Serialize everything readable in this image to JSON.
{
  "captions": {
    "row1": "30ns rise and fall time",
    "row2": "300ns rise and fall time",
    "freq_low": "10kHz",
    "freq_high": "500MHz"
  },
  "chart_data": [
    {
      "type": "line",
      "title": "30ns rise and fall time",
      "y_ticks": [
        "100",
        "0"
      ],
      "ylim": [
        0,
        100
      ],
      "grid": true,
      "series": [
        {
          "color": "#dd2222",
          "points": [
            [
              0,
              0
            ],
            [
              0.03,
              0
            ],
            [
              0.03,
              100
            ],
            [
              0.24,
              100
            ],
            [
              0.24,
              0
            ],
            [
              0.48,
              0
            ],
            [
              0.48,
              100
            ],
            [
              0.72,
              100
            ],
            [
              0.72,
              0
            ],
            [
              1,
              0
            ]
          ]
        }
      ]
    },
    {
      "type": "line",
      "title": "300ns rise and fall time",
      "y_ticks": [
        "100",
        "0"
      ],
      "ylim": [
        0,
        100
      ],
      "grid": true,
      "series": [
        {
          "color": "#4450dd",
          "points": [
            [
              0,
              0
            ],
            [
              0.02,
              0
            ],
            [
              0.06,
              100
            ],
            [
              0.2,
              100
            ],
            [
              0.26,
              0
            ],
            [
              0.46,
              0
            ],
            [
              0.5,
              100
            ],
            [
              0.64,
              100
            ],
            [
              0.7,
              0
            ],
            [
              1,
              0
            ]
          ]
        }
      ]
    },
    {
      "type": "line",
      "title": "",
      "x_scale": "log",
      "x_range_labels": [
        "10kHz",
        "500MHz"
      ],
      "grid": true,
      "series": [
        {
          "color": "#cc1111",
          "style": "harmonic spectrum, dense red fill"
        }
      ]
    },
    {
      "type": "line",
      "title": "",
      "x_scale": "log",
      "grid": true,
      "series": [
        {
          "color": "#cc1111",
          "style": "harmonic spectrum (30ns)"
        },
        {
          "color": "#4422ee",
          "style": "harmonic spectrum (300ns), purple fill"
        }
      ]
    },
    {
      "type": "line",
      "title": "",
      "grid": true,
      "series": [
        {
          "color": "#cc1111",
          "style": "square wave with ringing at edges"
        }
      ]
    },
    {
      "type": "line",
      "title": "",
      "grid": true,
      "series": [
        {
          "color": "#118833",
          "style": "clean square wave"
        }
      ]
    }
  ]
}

**Work required**
List each line of the records that holds the string "time".

**Right answer**
    "row1": "30ns rise and fall time",
    "row2": "300ns rise and fall time",
      "title": "30ns rise and fall time",
      "title": "300ns rise and fall time",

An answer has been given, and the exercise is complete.